• _INSTRUCTION_
Without the pictures, output the records below word for word.

• _SUPPLIED INFORMATION_
+++++
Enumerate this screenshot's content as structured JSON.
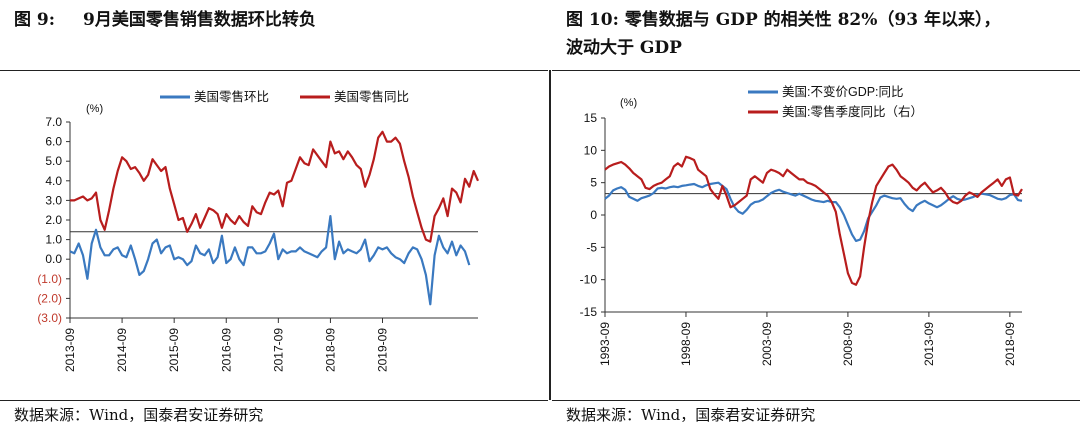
{
  "left": {
    "figure_label": "图 9:",
    "figure_title": "9月美国零售销售数据环比转负",
    "source": "数据来源：Wind，国泰君安证券研究"
  },
  "right": {
    "figure_label": "图 10:",
    "figure_title_line1": "零售数据与 GDP 的相关性 82%（93 年以来），",
    "figure_title_line2": "波动大于 GDP",
    "source": "数据来源：Wind，国泰君安证券研究"
  },
  "colors": {
    "blue": "#3A79C0",
    "red": "#B81D1D",
    "neg_label": "#C0392B",
    "ref": "#333333"
  },
  "chart_data": [
    {
      "type": "line",
      "title": "",
      "unit_label": "(%)",
      "ylim": [
        -3.0,
        7.0
      ],
      "y_ticks": [
        "7.0",
        "6.0",
        "5.0",
        "4.0",
        "3.0",
        "2.0",
        "1.0",
        "0.0",
        "(1.0)",
        "(2.0)",
        "(3.0)"
      ],
      "y_tick_values": [
        7,
        6,
        5,
        4,
        3,
        2,
        1,
        0,
        -1,
        -2,
        -3
      ],
      "x_ticks": [
        "2013-09",
        "2014-09",
        "2015-09",
        "2016-09",
        "2017-09",
        "2018-09",
        "2019-09"
      ],
      "x_tick_index": [
        0,
        12,
        24,
        36,
        48,
        60,
        72
      ],
      "reference_line": 1.4,
      "legend_position": "top",
      "series": [
        {
          "name": "美国零售环比",
          "color": "blue",
          "values": [
            0.4,
            0.3,
            0.8,
            0.2,
            -1.0,
            0.8,
            1.5,
            0.6,
            0.2,
            0.2,
            0.5,
            0.6,
            0.2,
            0.1,
            0.7,
            0.0,
            -0.8,
            -0.6,
            0.0,
            0.8,
            1.0,
            0.3,
            0.6,
            0.7,
            0.0,
            0.1,
            0.0,
            -0.3,
            -0.1,
            0.7,
            0.3,
            0.2,
            0.5,
            -0.2,
            0.1,
            1.2,
            -0.2,
            0.0,
            0.6,
            0.0,
            -0.3,
            0.6,
            0.6,
            0.3,
            0.3,
            0.4,
            0.8,
            1.3,
            0.0,
            0.5,
            0.3,
            0.4,
            0.4,
            0.6,
            0.4,
            0.3,
            0.2,
            0.1,
            0.4,
            0.6,
            2.2,
            0.0,
            0.9,
            0.3,
            0.5,
            0.4,
            0.3,
            0.5,
            1.0,
            -0.1,
            0.2,
            0.6,
            0.5,
            0.6,
            0.3,
            0.1,
            0.0,
            -0.2,
            0.3,
            0.6,
            0.5,
            0.0,
            -0.8,
            -2.3,
            0.2,
            1.2,
            0.6,
            0.3,
            0.9,
            0.2,
            0.7,
            0.4,
            -0.3
          ]
        },
        {
          "name": "美国零售同比",
          "color": "red",
          "values": [
            3.0,
            3.0,
            3.1,
            3.2,
            3.0,
            3.1,
            3.4,
            2.0,
            1.5,
            2.5,
            3.6,
            4.5,
            5.2,
            5.0,
            4.6,
            4.7,
            4.4,
            4.0,
            4.3,
            5.1,
            4.8,
            4.5,
            4.7,
            3.6,
            2.8,
            2.0,
            2.1,
            1.4,
            1.8,
            2.3,
            1.6,
            2.1,
            2.6,
            2.5,
            2.3,
            1.6,
            2.3,
            2.0,
            1.8,
            2.2,
            1.9,
            1.7,
            2.7,
            2.4,
            2.3,
            2.9,
            3.4,
            3.3,
            3.5,
            2.7,
            3.9,
            4.0,
            4.6,
            5.2,
            4.9,
            4.8,
            5.6,
            5.3,
            5.0,
            4.7,
            6.0,
            5.4,
            5.5,
            5.1,
            5.5,
            5.2,
            4.8,
            4.6,
            3.7,
            4.3,
            5.1,
            6.2,
            6.5,
            6.0,
            6.0,
            6.2,
            5.9,
            5.0,
            4.2,
            3.2,
            2.4,
            1.6,
            1.0,
            0.9,
            2.2,
            2.6,
            3.1,
            2.2,
            3.6,
            3.4,
            2.9,
            4.1,
            3.7,
            4.5,
            4.0
          ]
        }
      ]
    },
    {
      "type": "line",
      "title": "",
      "unit_label": "(%)",
      "ylim": [
        -15,
        15
      ],
      "y_ticks": [
        "15",
        "10",
        "5",
        "0",
        "-5",
        "-10",
        "-15"
      ],
      "y_tick_values": [
        15,
        10,
        5,
        0,
        -5,
        -10,
        -15
      ],
      "x_ticks": [
        "1993-09",
        "1998-09",
        "2003-09",
        "2008-09",
        "2013-09",
        "2018-09"
      ],
      "x_tick_index": [
        0,
        20,
        40,
        60,
        80,
        100
      ],
      "reference_line": 3.3,
      "legend_position": "top-left",
      "series": [
        {
          "name": "美国:不变价GDP:同比",
          "color": "blue",
          "values": [
            2.5,
            3.0,
            3.8,
            4.1,
            4.3,
            3.9,
            2.8,
            2.5,
            2.2,
            2.6,
            2.8,
            3.0,
            3.4,
            4.1,
            4.2,
            4.1,
            4.3,
            4.4,
            4.3,
            4.5,
            4.6,
            4.7,
            4.8,
            4.5,
            4.3,
            4.6,
            4.8,
            4.9,
            5.0,
            4.5,
            4.0,
            2.5,
            1.2,
            0.5,
            0.2,
            0.8,
            1.6,
            2.0,
            2.1,
            2.4,
            2.9,
            3.4,
            3.7,
            3.9,
            3.6,
            3.4,
            3.2,
            3.0,
            3.3,
            3.0,
            2.7,
            2.4,
            2.2,
            2.1,
            2.0,
            2.2,
            2.0,
            2.0,
            1.2,
            0.0,
            -1.5,
            -3.0,
            -4.0,
            -3.8,
            -2.5,
            -0.5,
            0.5,
            1.5,
            2.7,
            3.0,
            2.8,
            2.6,
            2.5,
            2.6,
            1.7,
            1.0,
            0.6,
            1.5,
            1.9,
            2.2,
            1.8,
            1.5,
            1.2,
            1.5,
            2.0,
            2.5,
            2.9,
            2.5,
            2.3,
            2.4,
            2.6,
            2.8,
            3.1,
            3.3,
            3.2,
            3.1,
            2.8,
            2.5,
            2.4,
            2.6,
            3.1,
            3.2,
            2.3,
            2.2
          ]
        },
        {
          "name": "美国:零售季度同比（右）",
          "color": "red",
          "values": [
            7.0,
            7.5,
            7.8,
            8.0,
            8.2,
            7.8,
            7.2,
            6.5,
            6.0,
            5.5,
            4.2,
            4.0,
            4.5,
            4.8,
            5.0,
            5.5,
            6.0,
            7.5,
            8.0,
            7.5,
            9.0,
            8.8,
            8.5,
            7.0,
            6.5,
            6.0,
            4.0,
            3.2,
            2.5,
            4.5,
            3.0,
            1.2,
            1.5,
            2.0,
            2.5,
            3.0,
            5.5,
            6.0,
            5.5,
            5.0,
            6.5,
            7.0,
            6.8,
            6.5,
            6.0,
            7.0,
            6.5,
            6.0,
            5.5,
            5.5,
            5.0,
            4.8,
            4.5,
            4.0,
            3.5,
            3.0,
            2.0,
            0.5,
            -3.0,
            -6.0,
            -9.0,
            -10.5,
            -10.8,
            -9.5,
            -5.0,
            -1.0,
            2.0,
            4.5,
            5.5,
            6.5,
            7.5,
            7.8,
            7.0,
            6.0,
            5.5,
            5.0,
            4.2,
            3.8,
            4.5,
            5.0,
            4.2,
            3.5,
            3.8,
            4.2,
            3.5,
            2.5,
            2.0,
            1.8,
            2.2,
            3.0,
            3.5,
            3.2,
            2.8,
            3.5,
            4.0,
            4.5,
            5.0,
            5.5,
            4.5,
            5.5,
            5.8,
            3.2,
            3.0,
            4.0
          ]
        }
      ]
    }
  ]
}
+++++
• _WRITTEN RESPONSE_
Enumerate this screenshot's content as structured JSON.
{
  "left": {
    "figure_label": "图 9:",
    "figure_title": "9月美国零售销售数据环比转负",
    "source": "数据来源：Wind，国泰君安证券研究"
  },
  "right": {
    "figure_label": "图 10:",
    "figure_title_line1": "零售数据与 GDP 的相关性 82%（93 年以来），",
    "figure_title_line2": "波动大于 GDP",
    "source": "数据来源：Wind，国泰君安证券研究"
  },
  "colors": {
    "blue": "#3A79C0",
    "red": "#B81D1D",
    "neg_label": "#C0392B",
    "ref": "#333333"
  },
  "chart_data": [
    {
      "type": "line",
      "title": "",
      "unit_label": "(%)",
      "ylim": [
        -3.0,
        7.0
      ],
      "y_ticks": [
        "7.0",
        "6.0",
        "5.0",
        "4.0",
        "3.0",
        "2.0",
        "1.0",
        "0.0",
        "(1.0)",
        "(2.0)",
        "(3.0)"
      ],
      "y_tick_values": [
        7,
        6,
        5,
        4,
        3,
        2,
        1,
        0,
        -1,
        -2,
        -3
      ],
      "x_ticks": [
        "2013-09",
        "2014-09",
        "2015-09",
        "2016-09",
        "2017-09",
        "2018-09",
        "2019-09"
      ],
      "x_tick_index": [
        0,
        12,
        24,
        36,
        48,
        60,
        72
      ],
      "reference_line": 1.4,
      "legend_position": "top",
      "series": [
        {
          "name": "美国零售环比",
          "color": "blue",
          "values": [
            0.4,
            0.3,
            0.8,
            0.2,
            -1.0,
            0.8,
            1.5,
            0.6,
            0.2,
            0.2,
            0.5,
            0.6,
            0.2,
            0.1,
            0.7,
            0.0,
            -0.8,
            -0.6,
            0.0,
            0.8,
            1.0,
            0.3,
            0.6,
            0.7,
            0.0,
            0.1,
            0.0,
            -0.3,
            -0.1,
            0.7,
            0.3,
            0.2,
            0.5,
            -0.2,
            0.1,
            1.2,
            -0.2,
            0.0,
            0.6,
            0.0,
            -0.3,
            0.6,
            0.6,
            0.3,
            0.3,
            0.4,
            0.8,
            1.3,
            0.0,
            0.5,
            0.3,
            0.4,
            0.4,
            0.6,
            0.4,
            0.3,
            0.2,
            0.1,
            0.4,
            0.6,
            2.2,
            0.0,
            0.9,
            0.3,
            0.5,
            0.4,
            0.3,
            0.5,
            1.0,
            -0.1,
            0.2,
            0.6,
            0.5,
            0.6,
            0.3,
            0.1,
            0.0,
            -0.2,
            0.3,
            0.6,
            0.5,
            0.0,
            -0.8,
            -2.3,
            0.2,
            1.2,
            0.6,
            0.3,
            0.9,
            0.2,
            0.7,
            0.4,
            -0.3
          ]
        },
        {
          "name": "美国零售同比",
          "color": "red",
          "values": [
            3.0,
            3.0,
            3.1,
            3.2,
            3.0,
            3.1,
            3.4,
            2.0,
            1.5,
            2.5,
            3.6,
            4.5,
            5.2,
            5.0,
            4.6,
            4.7,
            4.4,
            4.0,
            4.3,
            5.1,
            4.8,
            4.5,
            4.7,
            3.6,
            2.8,
            2.0,
            2.1,
            1.4,
            1.8,
            2.3,
            1.6,
            2.1,
            2.6,
            2.5,
            2.3,
            1.6,
            2.3,
            2.0,
            1.8,
            2.2,
            1.9,
            1.7,
            2.7,
            2.4,
            2.3,
            2.9,
            3.4,
            3.3,
            3.5,
            2.7,
            3.9,
            4.0,
            4.6,
            5.2,
            4.9,
            4.8,
            5.6,
            5.3,
            5.0,
            4.7,
            6.0,
            5.4,
            5.5,
            5.1,
            5.5,
            5.2,
            4.8,
            4.6,
            3.7,
            4.3,
            5.1,
            6.2,
            6.5,
            6.0,
            6.0,
            6.2,
            5.9,
            5.0,
            4.2,
            3.2,
            2.4,
            1.6,
            1.0,
            0.9,
            2.2,
            2.6,
            3.1,
            2.2,
            3.6,
            3.4,
            2.9,
            4.1,
            3.7,
            4.5,
            4.0
          ]
        }
      ]
    },
    {
      "type": "line",
      "title": "",
      "unit_label": "(%)",
      "ylim": [
        -15,
        15
      ],
      "y_ticks": [
        "15",
        "10",
        "5",
        "0",
        "-5",
        "-10",
        "-15"
      ],
      "y_tick_values": [
        15,
        10,
        5,
        0,
        -5,
        -10,
        -15
      ],
      "x_ticks": [
        "1993-09",
        "1998-09",
        "2003-09",
        "2008-09",
        "2013-09",
        "2018-09"
      ],
      "x_tick_index": [
        0,
        20,
        40,
        60,
        80,
        100
      ],
      "reference_line": 3.3,
      "legend_position": "top-left",
      "series": [
        {
          "name": "美国:不变价GDP:同比",
          "color": "blue",
          "values": [
            2.5,
            3.0,
            3.8,
            4.1,
            4.3,
            3.9,
            2.8,
            2.5,
            2.2,
            2.6,
            2.8,
            3.0,
            3.4,
            4.1,
            4.2,
            4.1,
            4.3,
            4.4,
            4.3,
            4.5,
            4.6,
            4.7,
            4.8,
            4.5,
            4.3,
            4.6,
            4.8,
            4.9,
            5.0,
            4.5,
            4.0,
            2.5,
            1.2,
            0.5,
            0.2,
            0.8,
            1.6,
            2.0,
            2.1,
            2.4,
            2.9,
            3.4,
            3.7,
            3.9,
            3.6,
            3.4,
            3.2,
            3.0,
            3.3,
            3.0,
            2.7,
            2.4,
            2.2,
            2.1,
            2.0,
            2.2,
            2.0,
            2.0,
            1.2,
            0.0,
            -1.5,
            -3.0,
            -4.0,
            -3.8,
            -2.5,
            -0.5,
            0.5,
            1.5,
            2.7,
            3.0,
            2.8,
            2.6,
            2.5,
            2.6,
            1.7,
            1.0,
            0.6,
            1.5,
            1.9,
            2.2,
            1.8,
            1.5,
            1.2,
            1.5,
            2.0,
            2.5,
            2.9,
            2.5,
            2.3,
            2.4,
            2.6,
            2.8,
            3.1,
            3.3,
            3.2,
            3.1,
            2.8,
            2.5,
            2.4,
            2.6,
            3.1,
            3.2,
            2.3,
            2.2
          ]
        },
        {
          "name": "美国:零售季度同比（右）",
          "color": "red",
          "values": [
            7.0,
            7.5,
            7.8,
            8.0,
            8.2,
            7.8,
            7.2,
            6.5,
            6.0,
            5.5,
            4.2,
            4.0,
            4.5,
            4.8,
            5.0,
            5.5,
            6.0,
            7.5,
            8.0,
            7.5,
            9.0,
            8.8,
            8.5,
            7.0,
            6.5,
            6.0,
            4.0,
            3.2,
            2.5,
            4.5,
            3.0,
            1.2,
            1.5,
            2.0,
            2.5,
            3.0,
            5.5,
            6.0,
            5.5,
            5.0,
            6.5,
            7.0,
            6.8,
            6.5,
            6.0,
            7.0,
            6.5,
            6.0,
            5.5,
            5.5,
            5.0,
            4.8,
            4.5,
            4.0,
            3.5,
            3.0,
            2.0,
            0.5,
            -3.0,
            -6.0,
            -9.0,
            -10.5,
            -10.8,
            -9.5,
            -5.0,
            -1.0,
            2.0,
            4.5,
            5.5,
            6.5,
            7.5,
            7.8,
            7.0,
            6.0,
            5.5,
            5.0,
            4.2,
            3.8,
            4.5,
            5.0,
            4.2,
            3.5,
            3.8,
            4.2,
            3.5,
            2.5,
            2.0,
            1.8,
            2.2,
            3.0,
            3.5,
            3.2,
            2.8,
            3.5,
            4.0,
            4.5,
            5.0,
            5.5,
            4.5,
            5.5,
            5.8,
            3.2,
            3.0,
            4.0
          ]
        }
      ]
    }
  ]
}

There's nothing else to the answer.